▶ Written exercise: Write out the material exactly, with the pictures left out.

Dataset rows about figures
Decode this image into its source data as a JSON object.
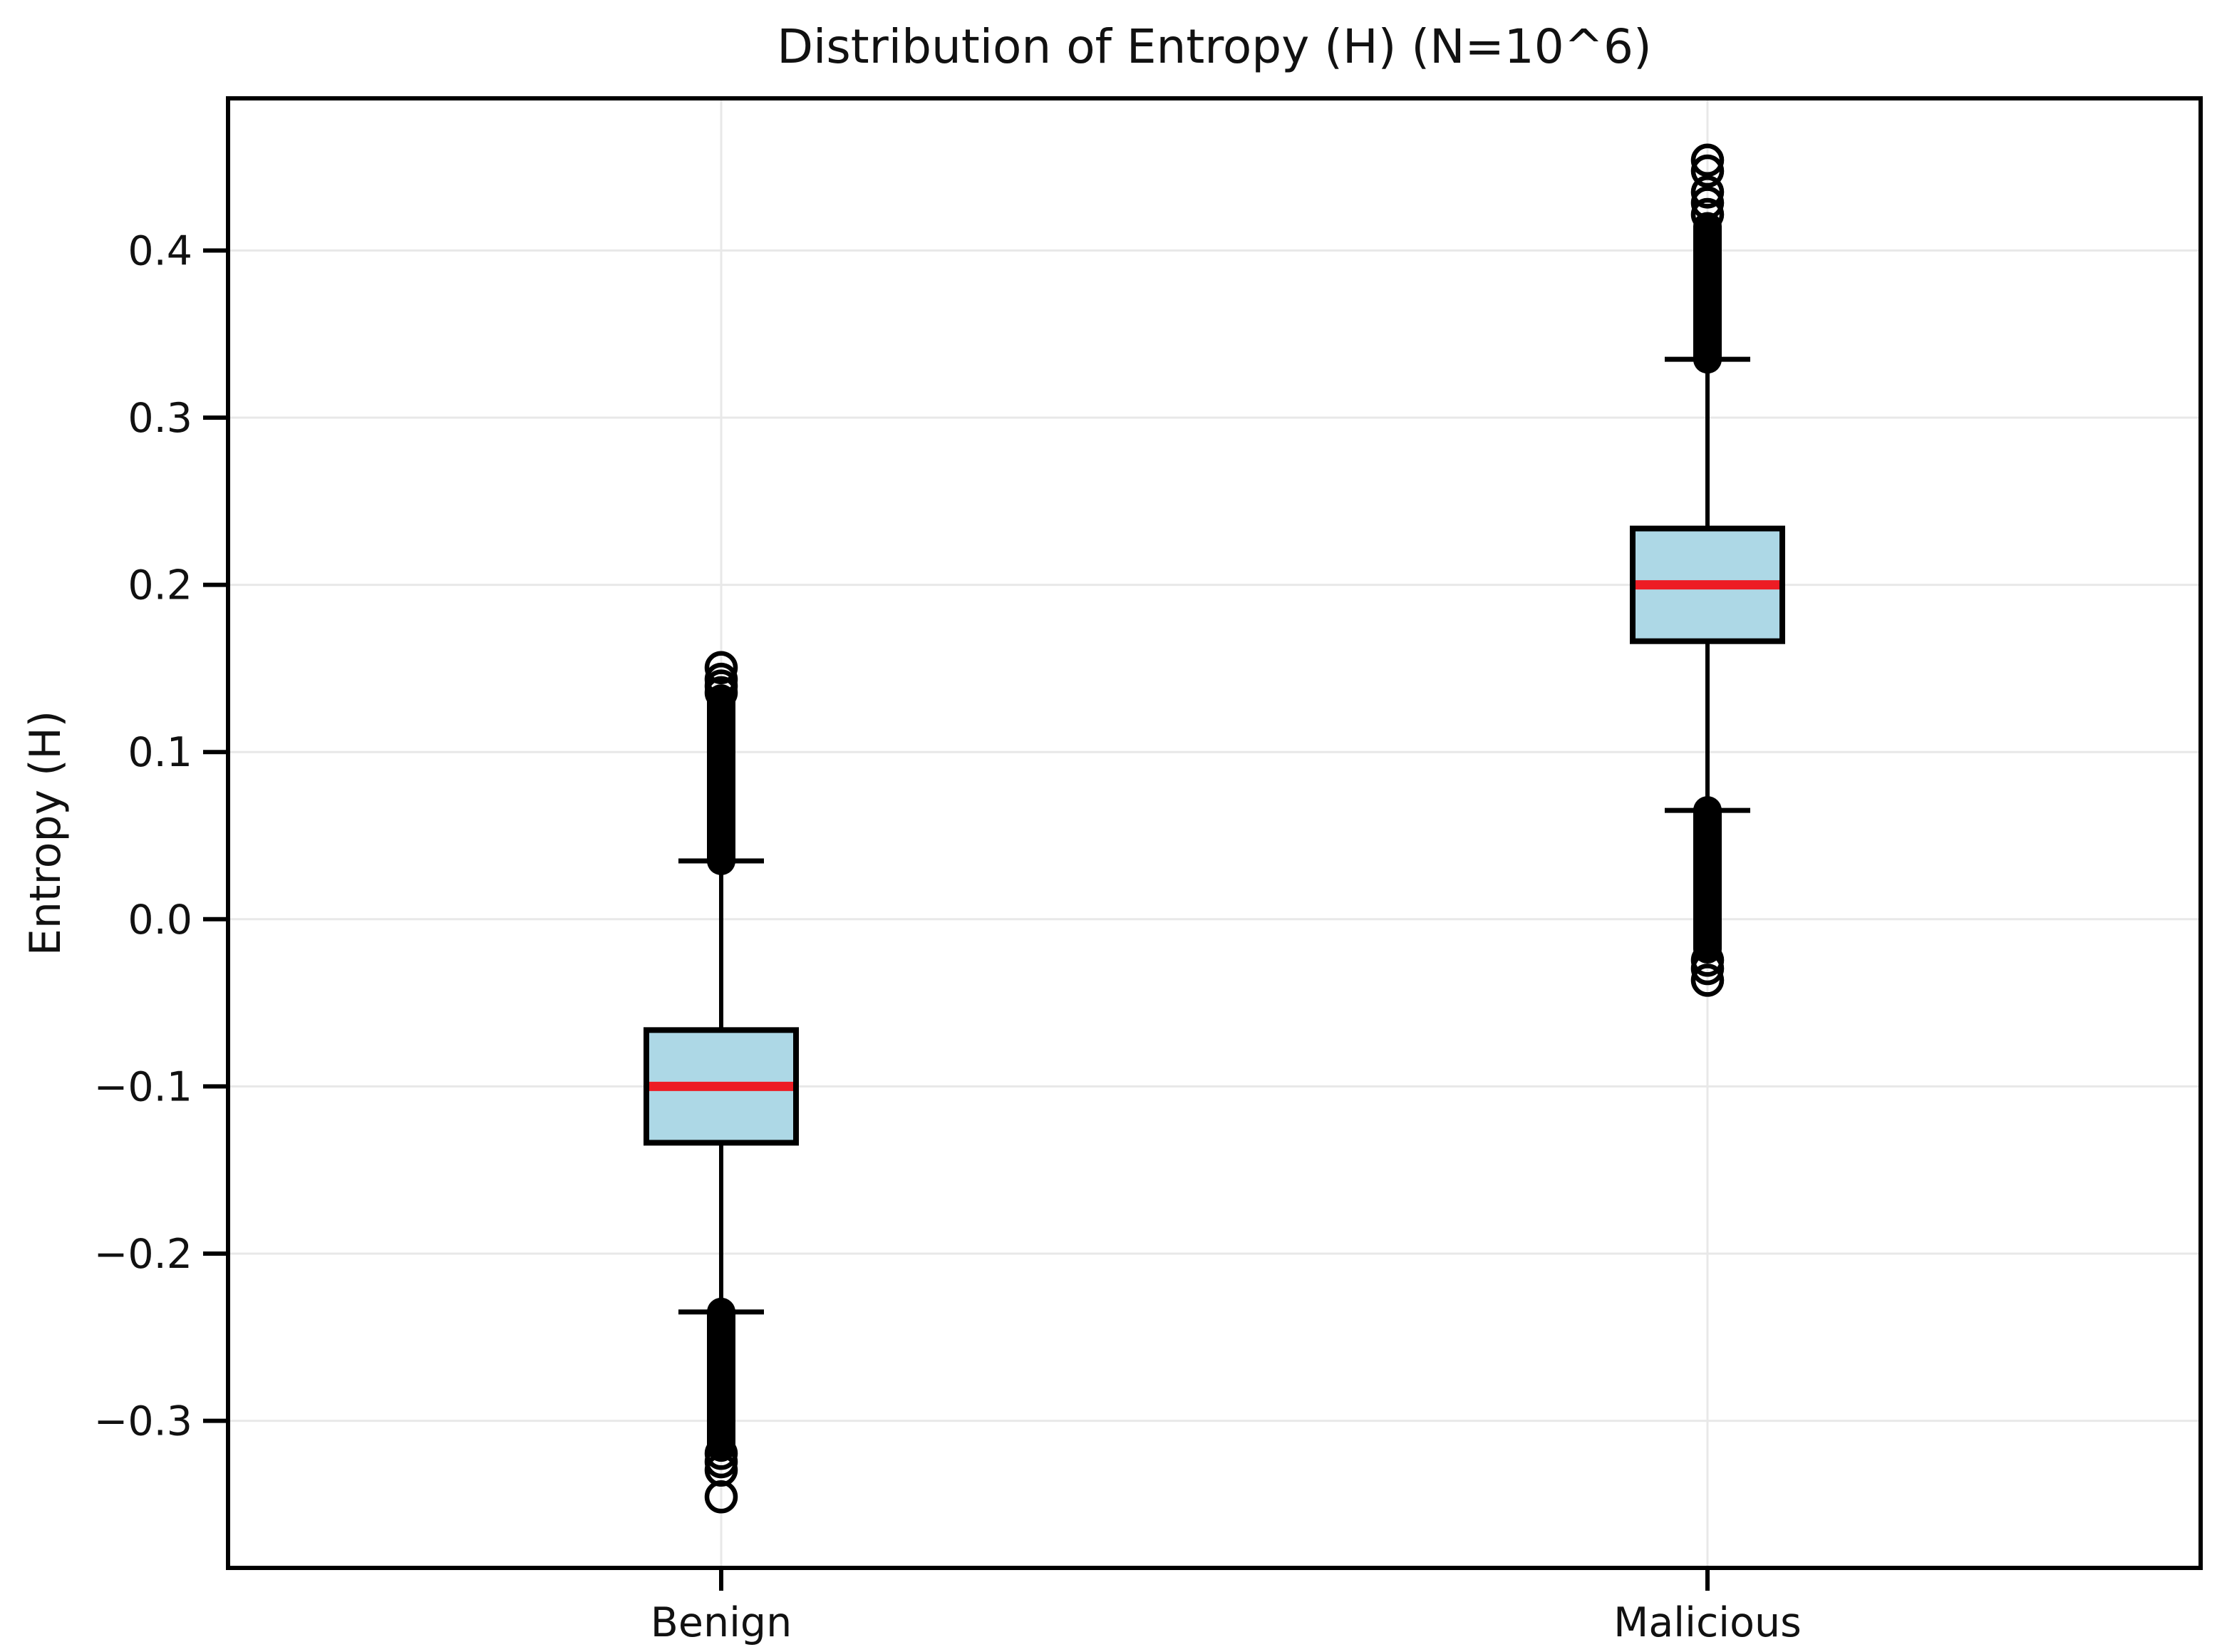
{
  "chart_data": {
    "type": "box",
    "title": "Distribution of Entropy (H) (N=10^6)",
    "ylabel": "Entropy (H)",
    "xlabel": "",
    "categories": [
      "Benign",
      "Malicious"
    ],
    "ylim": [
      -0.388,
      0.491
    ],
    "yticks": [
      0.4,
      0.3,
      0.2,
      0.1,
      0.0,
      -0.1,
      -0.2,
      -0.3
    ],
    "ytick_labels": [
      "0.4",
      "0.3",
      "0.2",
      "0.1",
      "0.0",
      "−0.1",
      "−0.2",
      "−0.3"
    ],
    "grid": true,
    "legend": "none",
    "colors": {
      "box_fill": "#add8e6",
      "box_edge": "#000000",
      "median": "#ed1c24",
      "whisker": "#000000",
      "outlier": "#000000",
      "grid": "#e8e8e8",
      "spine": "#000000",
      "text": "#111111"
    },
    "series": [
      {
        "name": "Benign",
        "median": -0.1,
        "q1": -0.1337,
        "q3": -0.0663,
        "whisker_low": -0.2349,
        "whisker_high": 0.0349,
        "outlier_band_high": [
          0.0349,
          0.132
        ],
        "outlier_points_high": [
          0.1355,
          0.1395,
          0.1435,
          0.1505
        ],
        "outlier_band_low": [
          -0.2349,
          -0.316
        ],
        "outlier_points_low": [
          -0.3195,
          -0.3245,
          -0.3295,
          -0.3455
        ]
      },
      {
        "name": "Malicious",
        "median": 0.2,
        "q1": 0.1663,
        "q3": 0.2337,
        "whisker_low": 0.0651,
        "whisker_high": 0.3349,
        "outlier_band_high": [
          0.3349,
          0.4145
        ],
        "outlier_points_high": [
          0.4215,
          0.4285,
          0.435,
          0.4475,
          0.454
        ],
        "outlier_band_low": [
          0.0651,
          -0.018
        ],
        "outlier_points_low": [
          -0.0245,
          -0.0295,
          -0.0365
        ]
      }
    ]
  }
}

▶ Exercise response:
Decode this image into its source data as a JSON object.
{
  "chart_data": {
    "type": "box",
    "title": "Distribution of Entropy (H) (N=10^6)",
    "ylabel": "Entropy (H)",
    "xlabel": "",
    "categories": [
      "Benign",
      "Malicious"
    ],
    "ylim": [
      -0.388,
      0.491
    ],
    "yticks": [
      0.4,
      0.3,
      0.2,
      0.1,
      0.0,
      -0.1,
      -0.2,
      -0.3
    ],
    "ytick_labels": [
      "0.4",
      "0.3",
      "0.2",
      "0.1",
      "0.0",
      "−0.1",
      "−0.2",
      "−0.3"
    ],
    "grid": true,
    "legend": "none",
    "colors": {
      "box_fill": "#add8e6",
      "box_edge": "#000000",
      "median": "#ed1c24",
      "whisker": "#000000",
      "outlier": "#000000",
      "grid": "#e8e8e8",
      "spine": "#000000",
      "text": "#111111"
    },
    "series": [
      {
        "name": "Benign",
        "median": -0.1,
        "q1": -0.1337,
        "q3": -0.0663,
        "whisker_low": -0.2349,
        "whisker_high": 0.0349,
        "outlier_band_high": [
          0.0349,
          0.132
        ],
        "outlier_points_high": [
          0.1355,
          0.1395,
          0.1435,
          0.1505
        ],
        "outlier_band_low": [
          -0.2349,
          -0.316
        ],
        "outlier_points_low": [
          -0.3195,
          -0.3245,
          -0.3295,
          -0.3455
        ]
      },
      {
        "name": "Malicious",
        "median": 0.2,
        "q1": 0.1663,
        "q3": 0.2337,
        "whisker_low": 0.0651,
        "whisker_high": 0.3349,
        "outlier_band_high": [
          0.3349,
          0.4145
        ],
        "outlier_points_high": [
          0.4215,
          0.4285,
          0.435,
          0.4475,
          0.454
        ],
        "outlier_band_low": [
          0.0651,
          -0.018
        ],
        "outlier_points_low": [
          -0.0245,
          -0.0295,
          -0.0365
        ]
      }
    ]
  }
}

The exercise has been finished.